* WHAT TO DO *
Repeat exactly the stretch of lines that starts with the one containing "Serialize everything readable" and ends with the last line of the material. Leave out pictures.

* INPUT MATERIAL *
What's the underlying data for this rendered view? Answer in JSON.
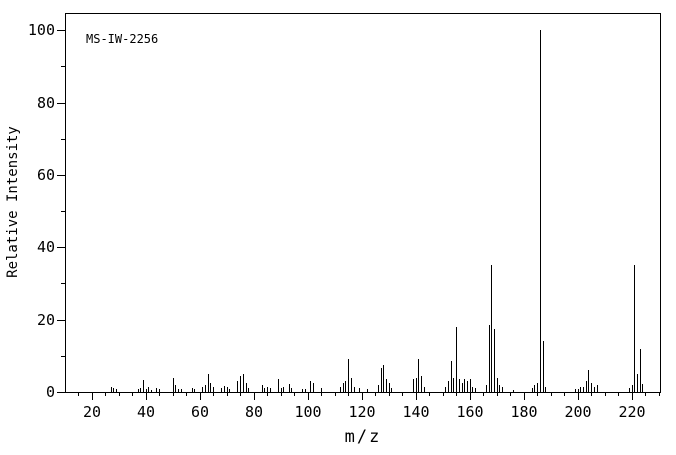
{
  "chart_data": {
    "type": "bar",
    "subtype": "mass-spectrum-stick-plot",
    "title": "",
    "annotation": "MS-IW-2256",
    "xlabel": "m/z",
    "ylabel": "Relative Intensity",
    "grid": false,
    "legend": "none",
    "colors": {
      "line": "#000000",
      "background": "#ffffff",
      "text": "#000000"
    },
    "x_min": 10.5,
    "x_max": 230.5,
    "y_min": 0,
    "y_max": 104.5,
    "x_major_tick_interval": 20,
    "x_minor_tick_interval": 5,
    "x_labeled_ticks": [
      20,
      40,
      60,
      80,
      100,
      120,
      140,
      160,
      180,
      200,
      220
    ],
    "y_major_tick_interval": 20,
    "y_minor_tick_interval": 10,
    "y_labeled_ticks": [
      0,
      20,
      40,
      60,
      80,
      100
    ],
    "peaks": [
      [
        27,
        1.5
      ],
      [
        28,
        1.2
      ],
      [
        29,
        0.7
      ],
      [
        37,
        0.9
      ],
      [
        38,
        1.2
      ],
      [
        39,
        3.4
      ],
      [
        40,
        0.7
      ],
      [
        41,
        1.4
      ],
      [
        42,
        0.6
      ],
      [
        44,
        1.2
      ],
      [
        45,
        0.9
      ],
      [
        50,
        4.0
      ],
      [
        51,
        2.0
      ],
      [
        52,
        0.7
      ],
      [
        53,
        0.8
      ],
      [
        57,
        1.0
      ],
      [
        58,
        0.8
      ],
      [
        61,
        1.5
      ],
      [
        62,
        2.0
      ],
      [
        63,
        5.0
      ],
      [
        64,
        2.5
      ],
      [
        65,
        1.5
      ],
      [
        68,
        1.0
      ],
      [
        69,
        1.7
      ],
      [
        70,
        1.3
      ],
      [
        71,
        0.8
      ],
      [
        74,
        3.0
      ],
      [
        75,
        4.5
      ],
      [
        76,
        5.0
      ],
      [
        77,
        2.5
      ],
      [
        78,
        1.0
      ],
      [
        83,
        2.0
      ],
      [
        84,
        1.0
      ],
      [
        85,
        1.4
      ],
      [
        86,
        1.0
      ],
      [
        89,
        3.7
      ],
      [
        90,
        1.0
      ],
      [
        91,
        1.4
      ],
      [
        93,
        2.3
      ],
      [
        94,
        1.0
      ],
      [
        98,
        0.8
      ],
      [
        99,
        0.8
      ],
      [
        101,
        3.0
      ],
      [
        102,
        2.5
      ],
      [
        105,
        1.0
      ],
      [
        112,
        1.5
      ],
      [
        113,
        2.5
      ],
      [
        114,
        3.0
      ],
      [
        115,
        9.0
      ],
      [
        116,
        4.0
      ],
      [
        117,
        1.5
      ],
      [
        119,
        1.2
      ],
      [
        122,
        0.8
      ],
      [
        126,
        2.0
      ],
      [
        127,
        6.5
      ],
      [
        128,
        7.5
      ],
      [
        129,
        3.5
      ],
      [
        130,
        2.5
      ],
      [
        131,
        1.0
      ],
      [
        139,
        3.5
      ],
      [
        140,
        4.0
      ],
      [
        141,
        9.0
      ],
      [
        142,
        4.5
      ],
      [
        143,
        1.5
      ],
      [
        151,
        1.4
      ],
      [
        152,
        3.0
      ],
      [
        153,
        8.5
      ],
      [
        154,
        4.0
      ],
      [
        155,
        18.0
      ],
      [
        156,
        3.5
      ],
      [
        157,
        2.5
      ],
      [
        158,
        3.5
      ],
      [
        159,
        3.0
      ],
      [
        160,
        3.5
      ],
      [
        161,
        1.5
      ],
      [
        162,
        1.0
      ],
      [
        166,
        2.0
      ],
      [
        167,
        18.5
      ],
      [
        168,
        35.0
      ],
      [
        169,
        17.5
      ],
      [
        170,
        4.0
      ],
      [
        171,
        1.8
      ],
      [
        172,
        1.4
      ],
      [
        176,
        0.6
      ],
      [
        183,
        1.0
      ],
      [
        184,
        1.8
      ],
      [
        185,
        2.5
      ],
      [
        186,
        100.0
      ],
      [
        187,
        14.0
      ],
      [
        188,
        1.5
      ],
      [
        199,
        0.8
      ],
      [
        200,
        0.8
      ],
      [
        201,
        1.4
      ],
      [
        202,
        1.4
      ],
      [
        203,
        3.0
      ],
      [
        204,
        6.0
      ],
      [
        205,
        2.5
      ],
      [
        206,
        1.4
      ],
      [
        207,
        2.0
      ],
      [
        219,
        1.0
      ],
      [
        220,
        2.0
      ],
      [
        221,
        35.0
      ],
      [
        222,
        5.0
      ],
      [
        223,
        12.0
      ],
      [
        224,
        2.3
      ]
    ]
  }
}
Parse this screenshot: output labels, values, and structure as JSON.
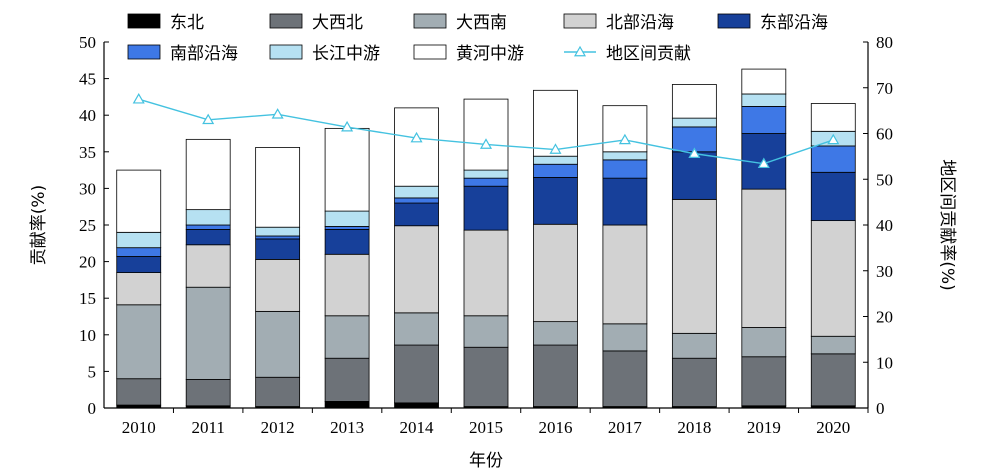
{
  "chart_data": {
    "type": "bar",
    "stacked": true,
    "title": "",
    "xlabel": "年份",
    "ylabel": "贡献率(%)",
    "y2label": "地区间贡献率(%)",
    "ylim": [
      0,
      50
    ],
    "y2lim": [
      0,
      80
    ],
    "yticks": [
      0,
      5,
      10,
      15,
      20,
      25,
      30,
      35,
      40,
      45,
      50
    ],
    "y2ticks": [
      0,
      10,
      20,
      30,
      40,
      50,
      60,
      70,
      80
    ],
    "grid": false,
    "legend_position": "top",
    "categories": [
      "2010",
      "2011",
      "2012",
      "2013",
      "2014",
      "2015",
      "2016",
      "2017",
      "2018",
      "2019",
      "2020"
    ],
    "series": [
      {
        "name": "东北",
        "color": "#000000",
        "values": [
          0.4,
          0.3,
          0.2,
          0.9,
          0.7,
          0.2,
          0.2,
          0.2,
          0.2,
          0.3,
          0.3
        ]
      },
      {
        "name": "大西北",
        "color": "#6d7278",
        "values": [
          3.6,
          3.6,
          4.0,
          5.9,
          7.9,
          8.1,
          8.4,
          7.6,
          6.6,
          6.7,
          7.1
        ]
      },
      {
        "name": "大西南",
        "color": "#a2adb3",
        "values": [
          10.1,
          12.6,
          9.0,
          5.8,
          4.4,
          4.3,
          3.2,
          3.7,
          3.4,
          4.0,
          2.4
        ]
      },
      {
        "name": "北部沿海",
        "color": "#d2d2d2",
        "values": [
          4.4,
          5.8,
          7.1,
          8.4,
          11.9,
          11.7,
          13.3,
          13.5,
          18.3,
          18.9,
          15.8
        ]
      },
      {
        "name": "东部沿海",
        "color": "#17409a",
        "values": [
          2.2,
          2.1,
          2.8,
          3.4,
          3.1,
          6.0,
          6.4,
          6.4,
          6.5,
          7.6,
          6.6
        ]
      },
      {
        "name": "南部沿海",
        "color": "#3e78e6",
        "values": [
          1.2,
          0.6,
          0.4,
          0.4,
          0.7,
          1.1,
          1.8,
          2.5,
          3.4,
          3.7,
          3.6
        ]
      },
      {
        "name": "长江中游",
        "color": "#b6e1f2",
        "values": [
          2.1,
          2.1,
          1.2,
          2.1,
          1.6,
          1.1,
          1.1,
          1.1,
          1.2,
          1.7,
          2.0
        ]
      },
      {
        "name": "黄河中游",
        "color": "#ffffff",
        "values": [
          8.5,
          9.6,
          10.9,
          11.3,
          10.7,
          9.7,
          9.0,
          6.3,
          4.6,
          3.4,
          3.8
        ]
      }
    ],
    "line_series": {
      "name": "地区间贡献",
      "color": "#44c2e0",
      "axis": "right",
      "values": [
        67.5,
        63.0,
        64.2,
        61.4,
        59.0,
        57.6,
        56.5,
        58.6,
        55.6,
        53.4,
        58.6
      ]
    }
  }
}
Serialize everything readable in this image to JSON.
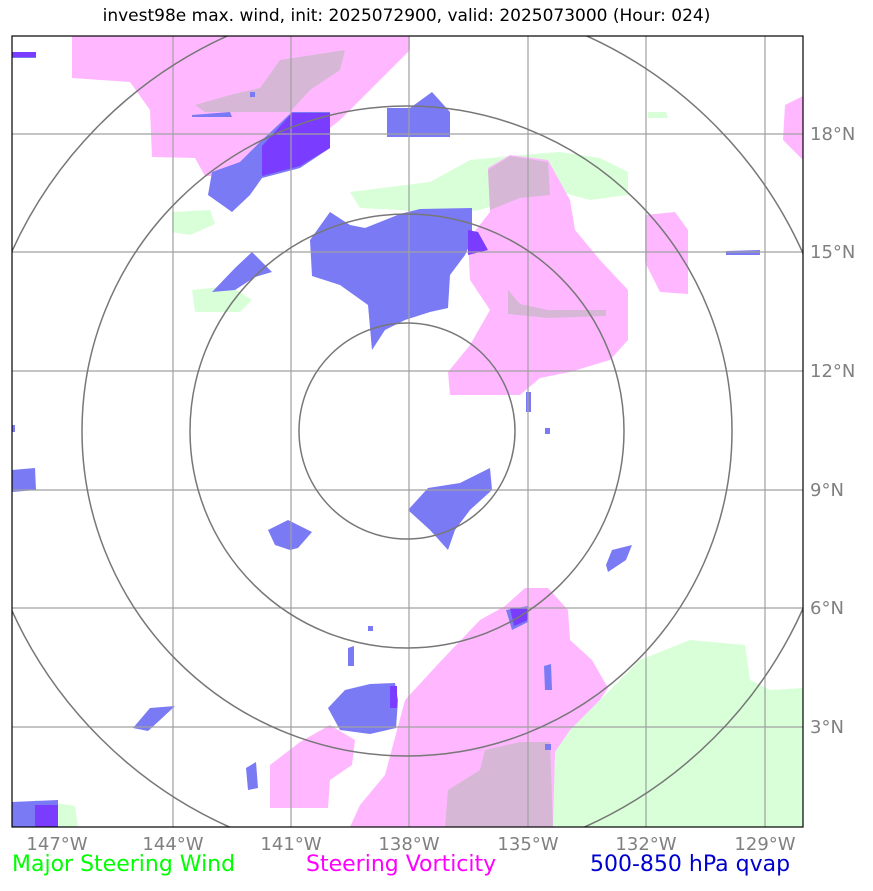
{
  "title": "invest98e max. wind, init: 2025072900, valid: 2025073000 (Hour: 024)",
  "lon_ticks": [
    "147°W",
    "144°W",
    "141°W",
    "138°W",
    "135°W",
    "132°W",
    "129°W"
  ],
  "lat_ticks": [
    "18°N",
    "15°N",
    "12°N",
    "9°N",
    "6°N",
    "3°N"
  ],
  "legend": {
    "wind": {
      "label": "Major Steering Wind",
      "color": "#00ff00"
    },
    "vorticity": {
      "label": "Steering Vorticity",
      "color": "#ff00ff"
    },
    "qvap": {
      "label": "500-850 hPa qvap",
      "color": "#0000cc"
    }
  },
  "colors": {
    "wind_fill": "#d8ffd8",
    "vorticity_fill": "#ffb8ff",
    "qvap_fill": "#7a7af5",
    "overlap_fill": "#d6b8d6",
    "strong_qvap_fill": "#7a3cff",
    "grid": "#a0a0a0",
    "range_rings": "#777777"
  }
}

* SOLUTION *
Serialize everything readable in this image to JSON.
{
  "title": "invest98e max. wind, init: 2025072900, valid: 2025073000 (Hour: 024)",
  "lon_ticks": [
    "147°W",
    "144°W",
    "141°W",
    "138°W",
    "135°W",
    "132°W",
    "129°W"
  ],
  "lat_ticks": [
    "18°N",
    "15°N",
    "12°N",
    "9°N",
    "6°N",
    "3°N"
  ],
  "legend": {
    "wind": {
      "label": "Major Steering Wind",
      "color": "#00ff00"
    },
    "vorticity": {
      "label": "Steering Vorticity",
      "color": "#ff00ff"
    },
    "qvap": {
      "label": "500-850 hPa qvap",
      "color": "#0000cc"
    }
  },
  "colors": {
    "wind_fill": "#d8ffd8",
    "vorticity_fill": "#ffb8ff",
    "qvap_fill": "#7a7af5",
    "overlap_fill": "#d6b8d6",
    "strong_qvap_fill": "#7a3cff",
    "grid": "#a0a0a0",
    "range_rings": "#777777"
  }
}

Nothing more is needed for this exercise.